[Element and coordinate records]
•••
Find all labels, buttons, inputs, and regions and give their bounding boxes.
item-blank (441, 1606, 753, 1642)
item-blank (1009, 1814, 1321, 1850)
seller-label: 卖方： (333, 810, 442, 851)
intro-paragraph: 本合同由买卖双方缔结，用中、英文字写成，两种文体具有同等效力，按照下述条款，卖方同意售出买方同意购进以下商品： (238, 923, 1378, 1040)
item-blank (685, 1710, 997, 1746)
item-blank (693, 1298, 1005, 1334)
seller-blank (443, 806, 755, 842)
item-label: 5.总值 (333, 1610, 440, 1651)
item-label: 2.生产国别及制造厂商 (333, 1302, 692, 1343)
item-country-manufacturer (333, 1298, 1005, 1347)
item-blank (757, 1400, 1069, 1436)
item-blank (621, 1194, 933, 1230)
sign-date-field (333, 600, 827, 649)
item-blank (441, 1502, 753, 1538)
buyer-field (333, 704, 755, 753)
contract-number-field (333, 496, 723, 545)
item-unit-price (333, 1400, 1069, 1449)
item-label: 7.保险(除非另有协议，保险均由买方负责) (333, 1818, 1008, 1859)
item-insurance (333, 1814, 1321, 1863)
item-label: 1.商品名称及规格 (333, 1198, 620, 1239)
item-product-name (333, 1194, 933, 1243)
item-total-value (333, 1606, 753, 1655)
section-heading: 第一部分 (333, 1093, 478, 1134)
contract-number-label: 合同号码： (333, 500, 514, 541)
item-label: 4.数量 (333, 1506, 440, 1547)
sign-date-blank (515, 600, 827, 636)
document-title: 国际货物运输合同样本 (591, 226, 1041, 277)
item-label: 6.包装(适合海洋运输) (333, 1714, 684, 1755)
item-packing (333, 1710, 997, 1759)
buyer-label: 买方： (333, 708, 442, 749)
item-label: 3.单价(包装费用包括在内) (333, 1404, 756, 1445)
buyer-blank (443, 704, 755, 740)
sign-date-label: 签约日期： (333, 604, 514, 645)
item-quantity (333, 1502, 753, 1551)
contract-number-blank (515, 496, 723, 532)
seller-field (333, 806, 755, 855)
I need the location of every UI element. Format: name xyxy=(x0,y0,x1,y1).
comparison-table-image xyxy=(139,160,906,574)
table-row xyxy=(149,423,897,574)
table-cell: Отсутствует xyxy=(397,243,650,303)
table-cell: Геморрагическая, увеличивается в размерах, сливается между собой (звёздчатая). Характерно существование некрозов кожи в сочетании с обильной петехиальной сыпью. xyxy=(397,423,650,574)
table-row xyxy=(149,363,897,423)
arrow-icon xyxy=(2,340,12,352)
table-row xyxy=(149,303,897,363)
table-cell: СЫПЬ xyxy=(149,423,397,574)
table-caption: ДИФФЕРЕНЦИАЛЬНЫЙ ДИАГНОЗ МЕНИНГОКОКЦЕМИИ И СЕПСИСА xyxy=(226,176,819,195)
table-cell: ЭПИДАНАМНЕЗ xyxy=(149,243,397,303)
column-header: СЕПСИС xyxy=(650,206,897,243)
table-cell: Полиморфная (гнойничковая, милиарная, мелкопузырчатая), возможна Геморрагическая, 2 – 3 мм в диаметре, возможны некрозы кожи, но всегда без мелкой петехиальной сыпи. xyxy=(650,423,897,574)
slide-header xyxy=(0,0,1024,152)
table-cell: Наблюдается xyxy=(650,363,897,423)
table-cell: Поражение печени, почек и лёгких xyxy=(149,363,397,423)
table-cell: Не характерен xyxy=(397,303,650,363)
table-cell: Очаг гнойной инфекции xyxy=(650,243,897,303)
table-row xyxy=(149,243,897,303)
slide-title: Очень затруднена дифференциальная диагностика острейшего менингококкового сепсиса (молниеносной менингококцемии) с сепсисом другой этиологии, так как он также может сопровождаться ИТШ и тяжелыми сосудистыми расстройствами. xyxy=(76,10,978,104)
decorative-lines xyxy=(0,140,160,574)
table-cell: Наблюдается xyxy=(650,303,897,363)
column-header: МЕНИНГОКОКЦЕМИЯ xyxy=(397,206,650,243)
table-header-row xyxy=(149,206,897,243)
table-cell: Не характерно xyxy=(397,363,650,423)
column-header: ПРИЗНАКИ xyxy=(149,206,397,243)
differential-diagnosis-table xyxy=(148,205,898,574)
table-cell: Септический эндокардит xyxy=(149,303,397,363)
•••
WHAT THE TASK ASKS:
Turn the rows, from the first line through the line containing "item-quantity (333, 1502, 753, 1551)", into a numbered list, leaving out any blank lines.

WRITTEN ANSWER:
1. Find all labels, buttons, inputs, and regions and give their bounding boxes.
2. item-blank (441, 1606, 753, 1642)
3. item-blank (1009, 1814, 1321, 1850)
4. seller-label: 卖方： (333, 810, 442, 851)
5. intro-paragraph: 本合同由买卖双方缔结，用中、英文字写成，两种文体具有同等效力，按照下述条款，卖方同意售出买方同意购进以下商品： (238, 923, 1378, 1040)
6. item-blank (685, 1710, 997, 1746)
7. item-blank (693, 1298, 1005, 1334)
8. seller-blank (443, 806, 755, 842)
9. item-label: 5.总值 (333, 1610, 440, 1651)
10. item-label: 2.生产国别及制造厂商 (333, 1302, 692, 1343)
11. item-country-manufacturer (333, 1298, 1005, 1347)
12. item-blank (757, 1400, 1069, 1436)
13. item-blank (621, 1194, 933, 1230)
14. sign-date-field (333, 600, 827, 649)
15. item-blank (441, 1502, 753, 1538)
16. buyer-field (333, 704, 755, 753)
17. contract-number-field (333, 496, 723, 545)
18. item-unit-price (333, 1400, 1069, 1449)
19. item-label: 7.保险(除非另有协议，保险均由买方负责) (333, 1818, 1008, 1859)
20. item-insurance (333, 1814, 1321, 1863)
21. item-label: 1.商品名称及规格 (333, 1198, 620, 1239)
22. item-product-name (333, 1194, 933, 1243)
23. item-total-value (333, 1606, 753, 1655)
24. section-heading: 第一部分 (333, 1093, 478, 1134)
25. contract-number-label: 合同号码： (333, 500, 514, 541)
26. item-label: 4.数量 (333, 1506, 440, 1547)
27. sign-date-blank (515, 600, 827, 636)
28. document-title: 国际货物运输合同样本 (591, 226, 1041, 277)
29. item-label: 6.包装(适合海洋运输) (333, 1714, 684, 1755)
30. item-packing (333, 1710, 997, 1759)
31. buyer-label: 买方： (333, 708, 442, 749)
32. item-label: 3.单价(包装费用包括在内) (333, 1404, 756, 1445)
33. buyer-blank (443, 704, 755, 740)
34. sign-date-label: 签约日期： (333, 604, 514, 645)
35. item-quantity (333, 1502, 753, 1551)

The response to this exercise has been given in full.